→ **EXERCISE**:
Below are the records; reproduce all of them exactly but without any images.

Stored data:

#####

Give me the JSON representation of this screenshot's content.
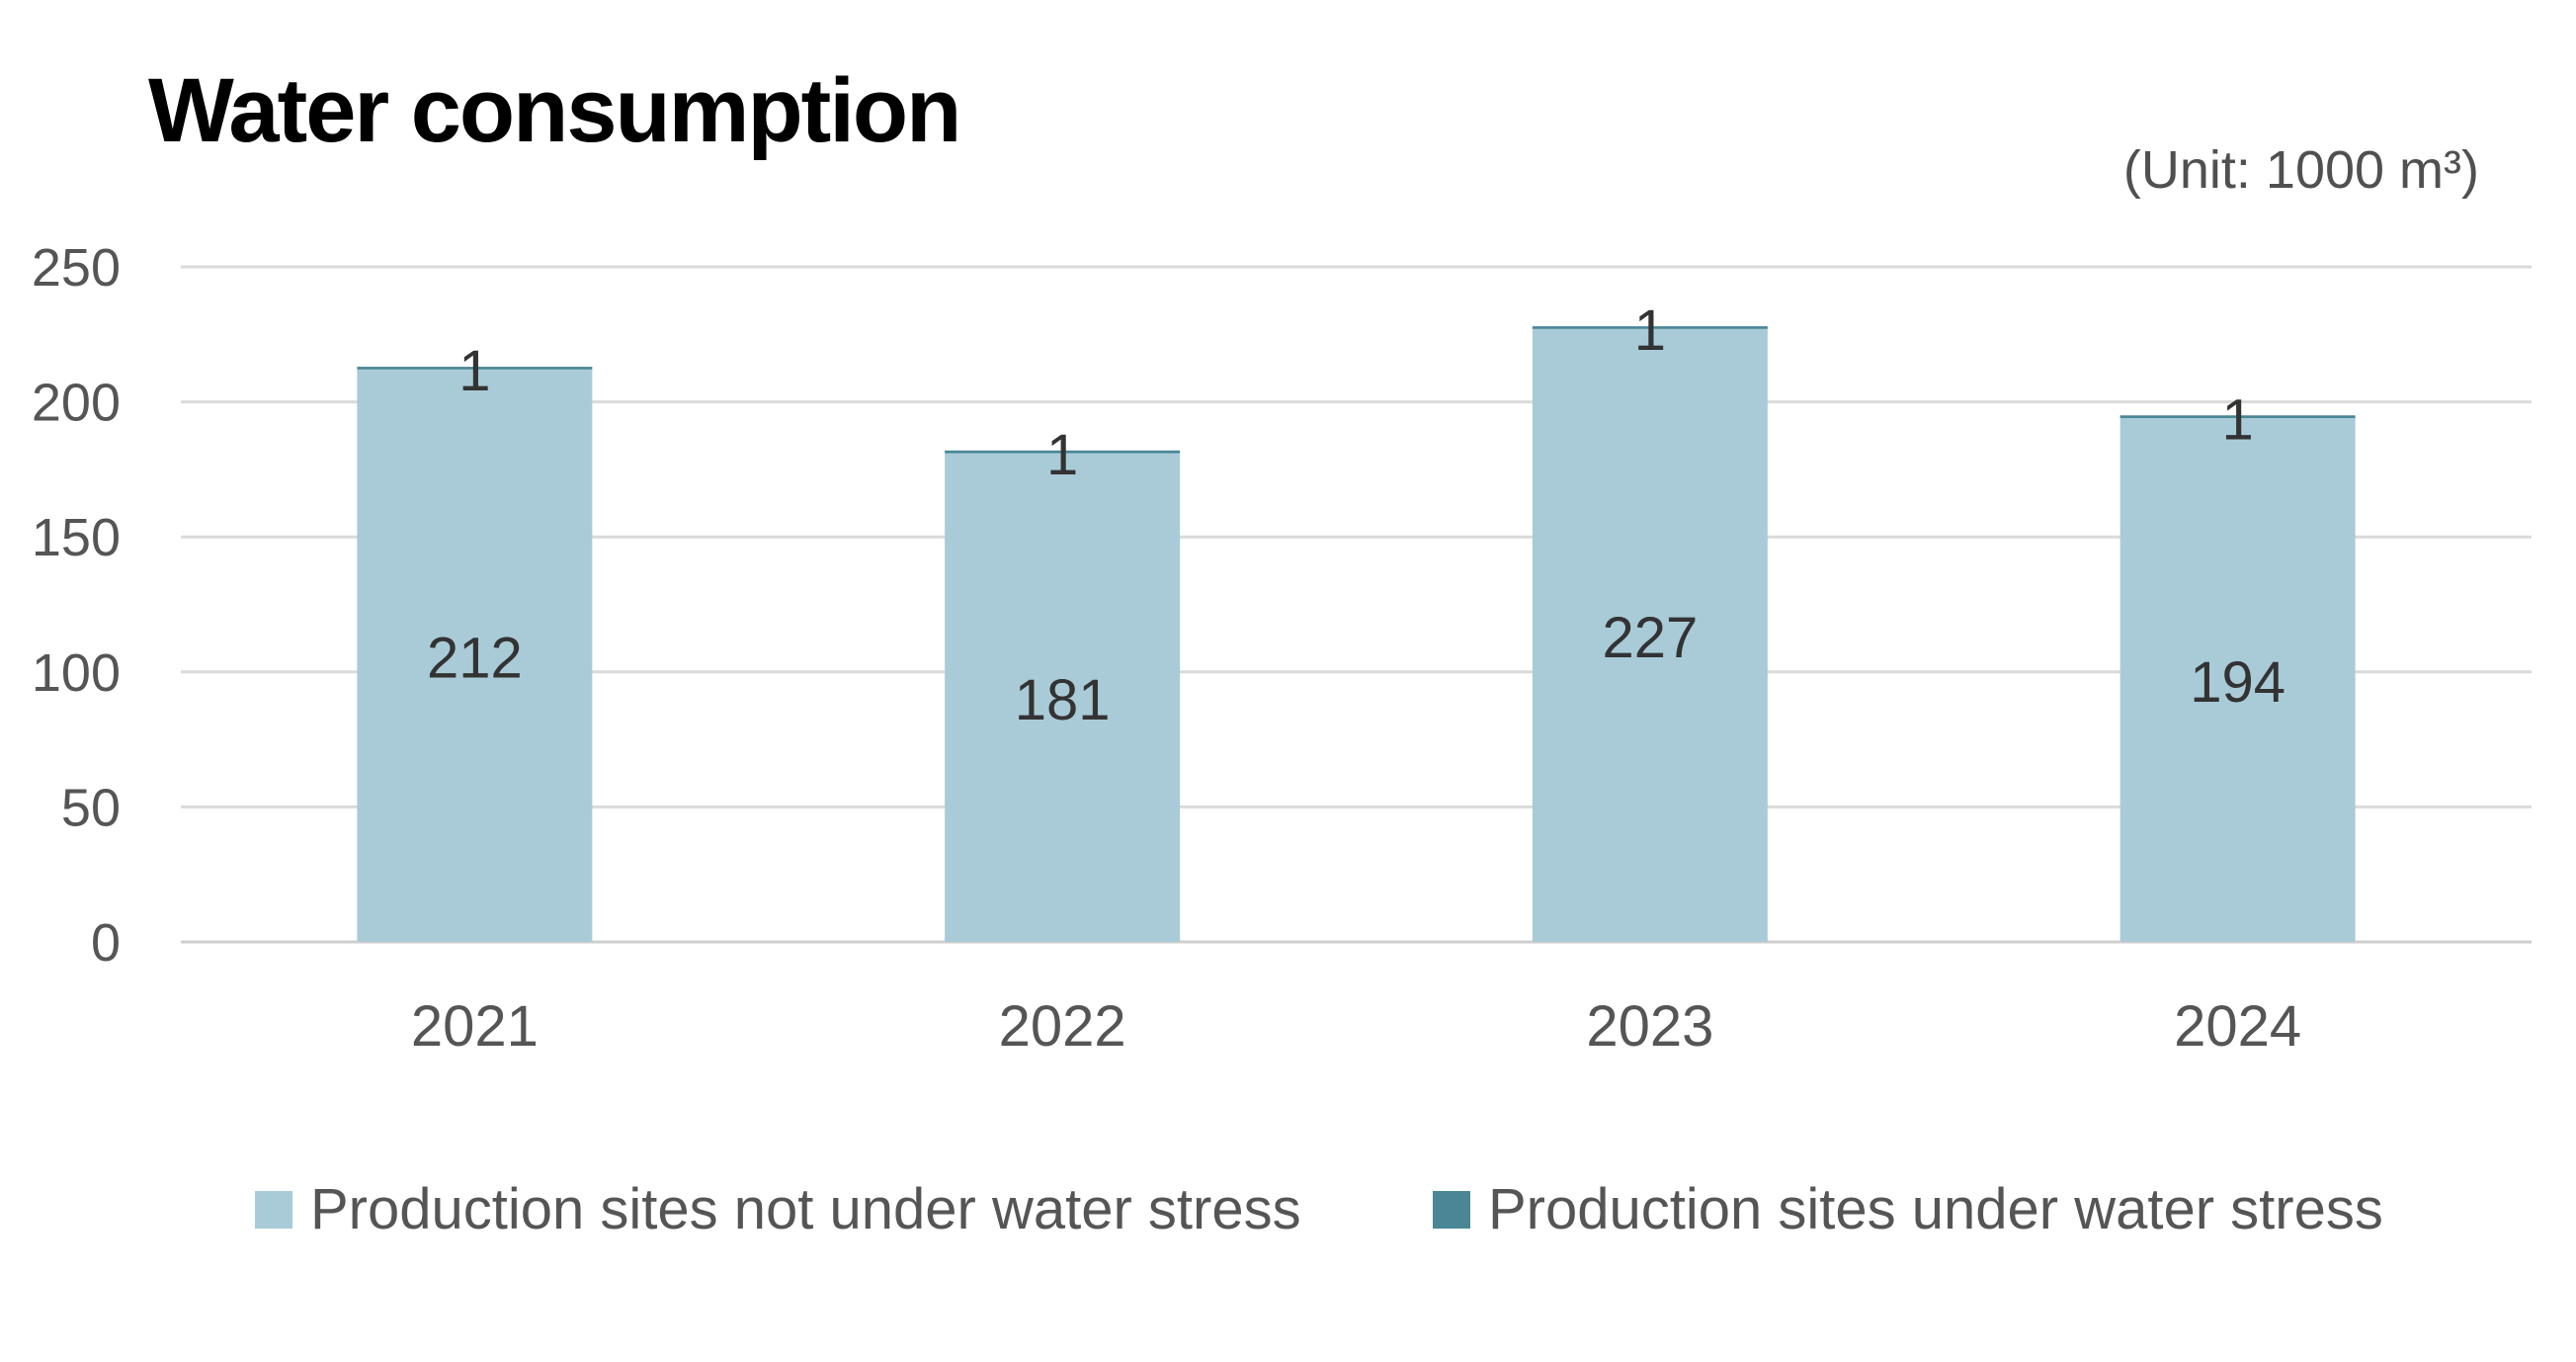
{
  "chart_data": {
    "type": "bar",
    "stacked": true,
    "title": "Water consumption",
    "unit_label": "(Unit: 1000 m³)",
    "categories": [
      "2021",
      "2022",
      "2023",
      "2024"
    ],
    "series": [
      {
        "name": "Production sites not under water stress",
        "values": [
          212,
          181,
          227,
          194
        ],
        "color": "#A9CBD8"
      },
      {
        "name": "Production sites under water stress",
        "values": [
          1,
          1,
          1,
          1
        ],
        "color": "#4A8796"
      }
    ],
    "ylim": [
      0,
      250
    ],
    "yticks": [
      0,
      50,
      100,
      150,
      200,
      250
    ],
    "grid": true,
    "legend_position": "bottom",
    "xlabel": "",
    "ylabel": ""
  }
}
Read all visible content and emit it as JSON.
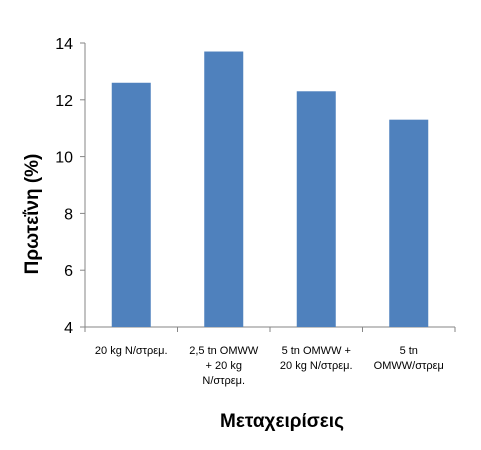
{
  "chart_data": {
    "type": "bar",
    "categories": [
      "20 kg N/στρεμ.",
      "2,5 tn OMWW + 20 kg N/στρεμ.",
      "5 tn OMWW + 20 kg N/στρεμ.",
      "5 tn OMWW/στρεμ"
    ],
    "category_lines": [
      [
        "20 kg N/στρεμ."
      ],
      [
        "2,5 tn OMWW",
        "+ 20 kg",
        "N/στρεμ."
      ],
      [
        "5 tn OMWW +",
        "20 kg N/στρεμ."
      ],
      [
        "5 tn",
        "OMWW/στρεμ"
      ]
    ],
    "values": [
      12.6,
      13.7,
      12.3,
      11.3
    ],
    "ylabel": "Πρωτεΐνη (%)",
    "xlabel": "Μεταχειρίσεις",
    "ylim": [
      4,
      14
    ],
    "yticks": [
      4,
      6,
      8,
      10,
      12,
      14
    ],
    "grid": false,
    "bar_color": "#4f81bd",
    "axis_color": "#868686"
  }
}
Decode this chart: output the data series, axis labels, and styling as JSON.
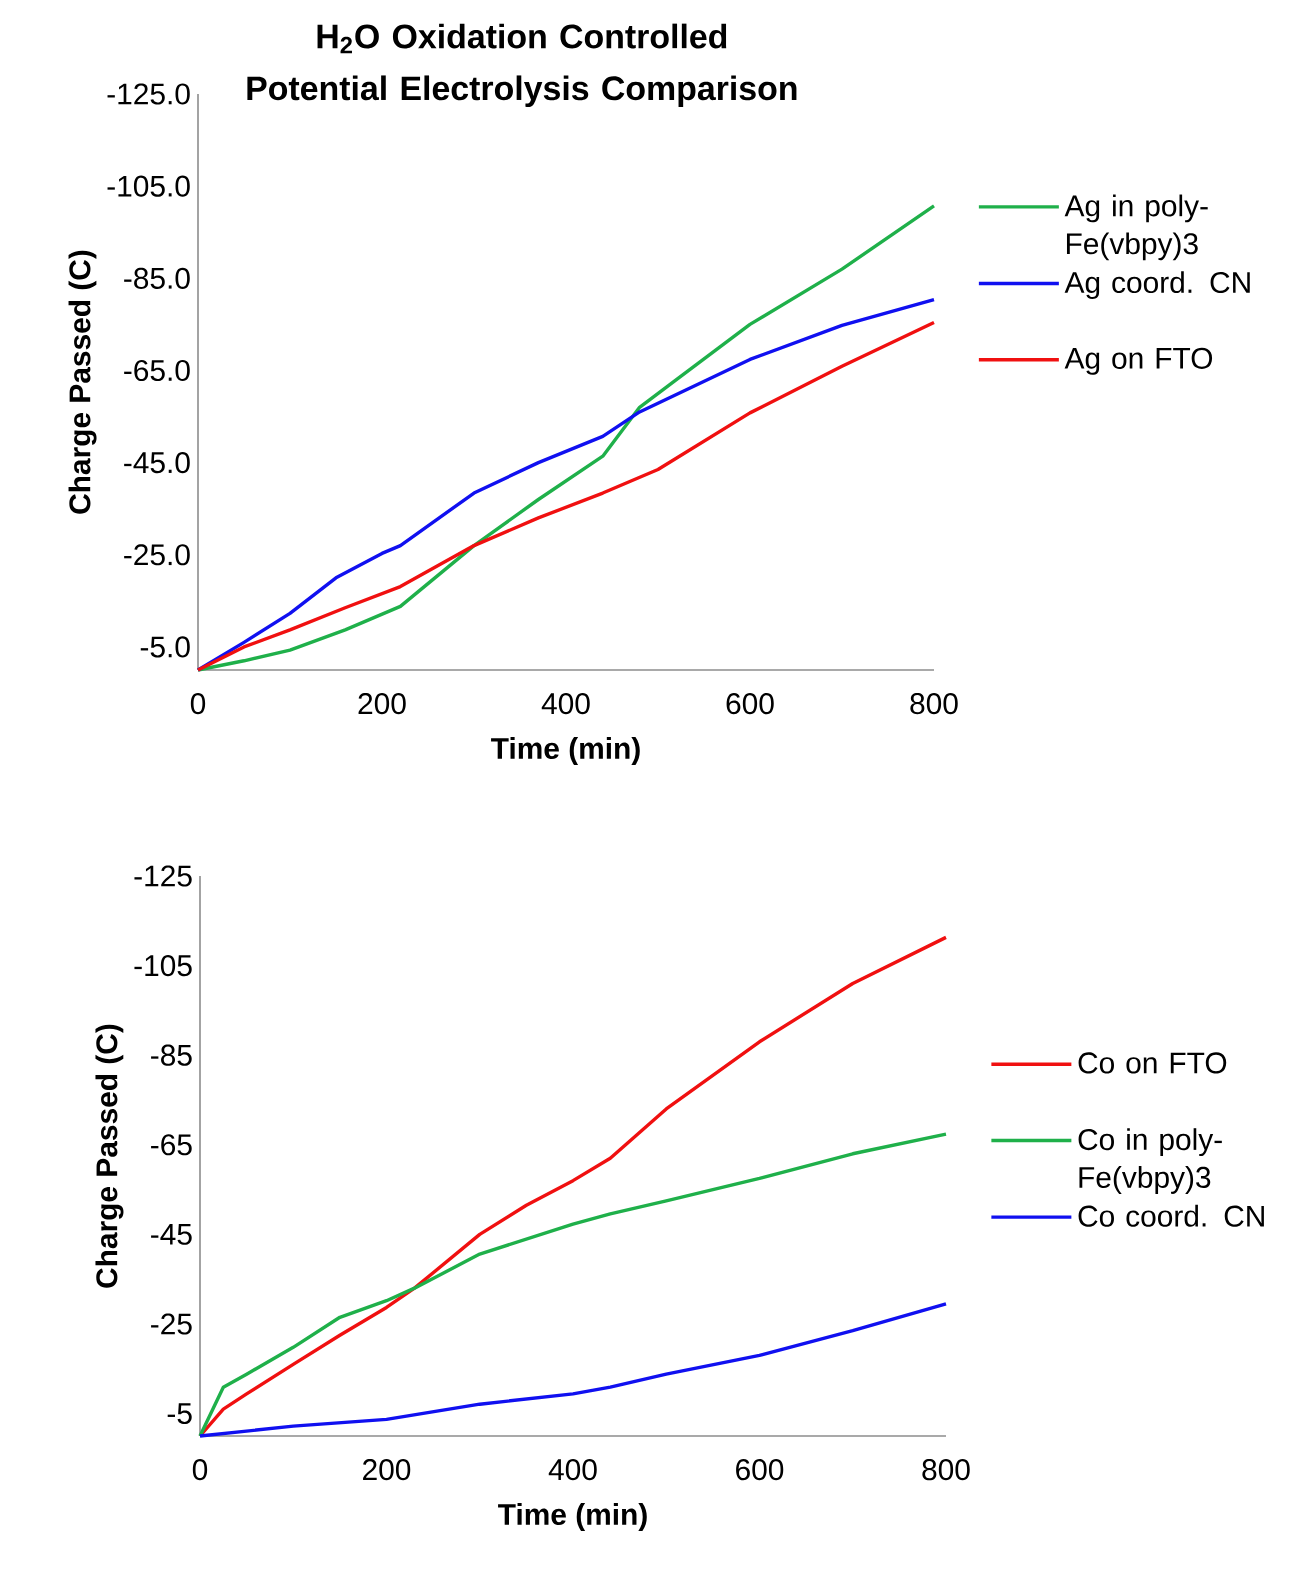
{
  "chart_data": [
    {
      "type": "line",
      "title": "H$_{2}$O Oxidation Controlled Potential Electrolysis Comparison",
      "xlabel": "Time (min)",
      "ylabel": "Charge Passed (C)",
      "xlim": [
        0,
        800
      ],
      "xticks": [
        0,
        200,
        400,
        600,
        800
      ],
      "ylim": [
        0,
        -125
      ],
      "yticks": [
        {
          "value": -5,
          "label": "-5.0"
        },
        {
          "value": -25,
          "label": "-25.0"
        },
        {
          "value": -45,
          "label": "-45.0"
        },
        {
          "value": -65,
          "label": "-65.0"
        },
        {
          "value": -85,
          "label": "-85.0"
        },
        {
          "value": -105,
          "label": "-105.0"
        },
        {
          "value": -125,
          "label": "-125.0"
        }
      ],
      "legend": "right",
      "marker": "none",
      "line_style": "solid",
      "series": [
        {
          "name": "Ag in poly-Fe(vbpy)3",
          "color": "#1fb04a",
          "x": [
            0,
            50,
            100,
            160,
            220,
            300,
            370,
            440,
            480,
            520,
            600,
            700,
            800
          ],
          "values": [
            0,
            -2,
            -4.3,
            -8.7,
            -13.8,
            -27,
            -37,
            -46.4,
            -57,
            -63,
            -75,
            -87,
            -100.7
          ]
        },
        {
          "name": "Ag coord. CN",
          "color": "#1010f0",
          "x": [
            0,
            50,
            100,
            150,
            200,
            220,
            300,
            370,
            440,
            480,
            600,
            700,
            800
          ],
          "values": [
            0,
            -6,
            -12.3,
            -20,
            -25.3,
            -27,
            -38.4,
            -45,
            -50.7,
            -56,
            -67.4,
            -74.8,
            -80.4
          ]
        },
        {
          "name": "Ag on FTO",
          "color": "#f01010",
          "x": [
            0,
            50,
            100,
            160,
            220,
            300,
            370,
            440,
            500,
            600,
            700,
            800
          ],
          "values": [
            0,
            -5,
            -8.7,
            -13.5,
            -18.1,
            -27,
            -33,
            -38.4,
            -43.5,
            -55.8,
            -65.9,
            -75.4
          ]
        }
      ]
    },
    {
      "type": "line",
      "xlabel": "Time (min)",
      "ylabel": "Charge Passed (C)",
      "xlim": [
        0,
        800
      ],
      "xticks": [
        0,
        200,
        400,
        600,
        800
      ],
      "ylim": [
        0,
        -125
      ],
      "yticks": [
        -5,
        -25,
        -45,
        -65,
        -85,
        -105,
        -125
      ],
      "legend": "right",
      "marker": "none",
      "line_style": "solid",
      "series": [
        {
          "name": "Co on FTO",
          "color": "#f01010",
          "x": [
            0,
            25,
            50,
            100,
            150,
            200,
            230,
            300,
            350,
            400,
            440,
            500,
            600,
            700,
            800
          ],
          "values": [
            0,
            -6,
            -9.4,
            -16,
            -22.5,
            -28.7,
            -33,
            -45,
            -51.5,
            -57,
            -62,
            -73,
            -88,
            -101,
            -111.3
          ]
        },
        {
          "name": "Co in poly-Fe(vbpy)3",
          "color": "#1fb04a",
          "x": [
            0,
            25,
            50,
            100,
            150,
            200,
            230,
            300,
            400,
            440,
            500,
            600,
            700,
            800
          ],
          "values": [
            0,
            -10.9,
            -13.8,
            -19.8,
            -26.5,
            -30.2,
            -33,
            -40.6,
            -47.3,
            -49.6,
            -52.5,
            -57.5,
            -63,
            -67.4
          ]
        },
        {
          "name": "Co coord. CN",
          "color": "#1010f0",
          "x": [
            0,
            100,
            200,
            300,
            400,
            440,
            500,
            600,
            700,
            800
          ],
          "values": [
            0,
            -2.2,
            -3.7,
            -7.1,
            -9.4,
            -10.9,
            -13.8,
            -18,
            -23.5,
            -29.5
          ]
        }
      ]
    }
  ]
}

#####

→ **THE COMPLETED TASK**:
Give me the JSON representation of this screenshot's content.
{
  "chart_data": {
    "type": "bar",
    "stacked": true,
    "title": "Water consumption",
    "unit_label": "(Unit: 1000 m³)",
    "categories": [
      "2021",
      "2022",
      "2023",
      "2024"
    ],
    "series": [
      {
        "name": "Production sites not under water stress",
        "values": [
          212,
          181,
          227,
          194
        ],
        "color": "#A9CBD8"
      },
      {
        "name": "Production sites under water stress",
        "values": [
          1,
          1,
          1,
          1
        ],
        "color": "#4A8796"
      }
    ],
    "ylim": [
      0,
      250
    ],
    "yticks": [
      0,
      50,
      100,
      150,
      200,
      250
    ],
    "grid": true,
    "legend_position": "bottom",
    "xlabel": "",
    "ylabel": ""
  }
}
Read all visible content and emit it as JSON.
{
  "chart_data": {
    "type": "bar",
    "categories": [
      "20 kg N/στρεμ.",
      "2,5 tn OMWW + 20 kg N/στρεμ.",
      "5 tn OMWW + 20 kg N/στρεμ.",
      "5 tn OMWW/στρεμ"
    ],
    "category_lines": [
      [
        "20 kg N/στρεμ."
      ],
      [
        "2,5 tn OMWW",
        "+ 20 kg",
        "N/στρεμ."
      ],
      [
        "5 tn OMWW +",
        "20 kg N/στρεμ."
      ],
      [
        "5 tn",
        "OMWW/στρεμ"
      ]
    ],
    "values": [
      12.6,
      13.7,
      12.3,
      11.3
    ],
    "ylabel": "Πρωτεΐνη (%)",
    "xlabel": "Μεταχειρίσεις",
    "ylim": [
      4,
      14
    ],
    "yticks": [
      4,
      6,
      8,
      10,
      12,
      14
    ],
    "grid": false,
    "bar_color": "#4f81bd",
    "axis_color": "#868686"
  }
}
Decode this chart: output the data series, axis labels, and styling as JSON.
{
  "chart_data": [
    {
      "type": "line",
      "title": "H$_{2}$O Oxidation Controlled Potential Electrolysis Comparison",
      "xlabel": "Time (min)",
      "ylabel": "Charge Passed (C)",
      "xlim": [
        0,
        800
      ],
      "xticks": [
        0,
        200,
        400,
        600,
        800
      ],
      "ylim": [
        0,
        -125
      ],
      "yticks": [
        {
          "value": -5,
          "label": "-5.0"
        },
        {
          "value": -25,
          "label": "-25.0"
        },
        {
          "value": -45,
          "label": "-45.0"
        },
        {
          "value": -65,
          "label": "-65.0"
        },
        {
          "value": -85,
          "label": "-85.0"
        },
        {
          "value": -105,
          "label": "-105.0"
        },
        {
          "value": -125,
          "label": "-125.0"
        }
      ],
      "legend": "right",
      "marker": "none",
      "line_style": "solid",
      "series": [
        {
          "name": "Ag in poly-Fe(vbpy)3",
          "color": "#1fb04a",
          "x": [
            0,
            50,
            100,
            160,
            220,
            300,
            370,
            440,
            480,
            520,
            600,
            700,
            800
          ],
          "values": [
            0,
            -2,
            -4.3,
            -8.7,
            -13.8,
            -27,
            -37,
            -46.4,
            -57,
            -63,
            -75,
            -87,
            -100.7
          ]
        },
        {
          "name": "Ag coord. CN",
          "color": "#1010f0",
          "x": [
            0,
            50,
            100,
            150,
            200,
            220,
            300,
            370,
            440,
            480,
            600,
            700,
            800
          ],
          "values": [
            0,
            -6,
            -12.3,
            -20,
            -25.3,
            -27,
            -38.4,
            -45,
            -50.7,
            -56,
            -67.4,
            -74.8,
            -80.4
          ]
        },
        {
          "name": "Ag on FTO",
          "color": "#f01010",
          "x": [
            0,
            50,
            100,
            160,
            220,
            300,
            370,
            440,
            500,
            600,
            700,
            800
          ],
          "values": [
            0,
            -5,
            -8.7,
            -13.5,
            -18.1,
            -27,
            -33,
            -38.4,
            -43.5,
            -55.8,
            -65.9,
            -75.4
          ]
        }
      ]
    },
    {
      "type": "line",
      "xlabel": "Time (min)",
      "ylabel": "Charge Passed (C)",
      "xlim": [
        0,
        800
      ],
      "xticks": [
        0,
        200,
        400,
        600,
        800
      ],
      "ylim": [
        0,
        -125
      ],
      "yticks": [
        -5,
        -25,
        -45,
        -65,
        -85,
        -105,
        -125
      ],
      "legend": "right",
      "marker": "none",
      "line_style": "solid",
      "series": [
        {
          "name": "Co on FTO",
          "color": "#f01010",
          "x": [
            0,
            25,
            50,
            100,
            150,
            200,
            230,
            300,
            350,
            400,
            440,
            500,
            600,
            700,
            800
          ],
          "values": [
            0,
            -6,
            -9.4,
            -16,
            -22.5,
            -28.7,
            -33,
            -45,
            -51.5,
            -57,
            -62,
            -73,
            -88,
            -101,
            -111.3
          ]
        },
        {
          "name": "Co in poly-Fe(vbpy)3",
          "color": "#1fb04a",
          "x": [
            0,
            25,
            50,
            100,
            150,
            200,
            230,
            300,
            400,
            440,
            500,
            600,
            700,
            800
          ],
          "values": [
            0,
            -10.9,
            -13.8,
            -19.8,
            -26.5,
            -30.2,
            -33,
            -40.6,
            -47.3,
            -49.6,
            -52.5,
            -57.5,
            -63,
            -67.4
          ]
        },
        {
          "name": "Co coord. CN",
          "color": "#1010f0",
          "x": [
            0,
            100,
            200,
            300,
            400,
            440,
            500,
            600,
            700,
            800
          ],
          "values": [
            0,
            -2.2,
            -3.7,
            -7.1,
            -9.4,
            -10.9,
            -13.8,
            -18,
            -23.5,
            -29.5
          ]
        }
      ]
    }
  ]
}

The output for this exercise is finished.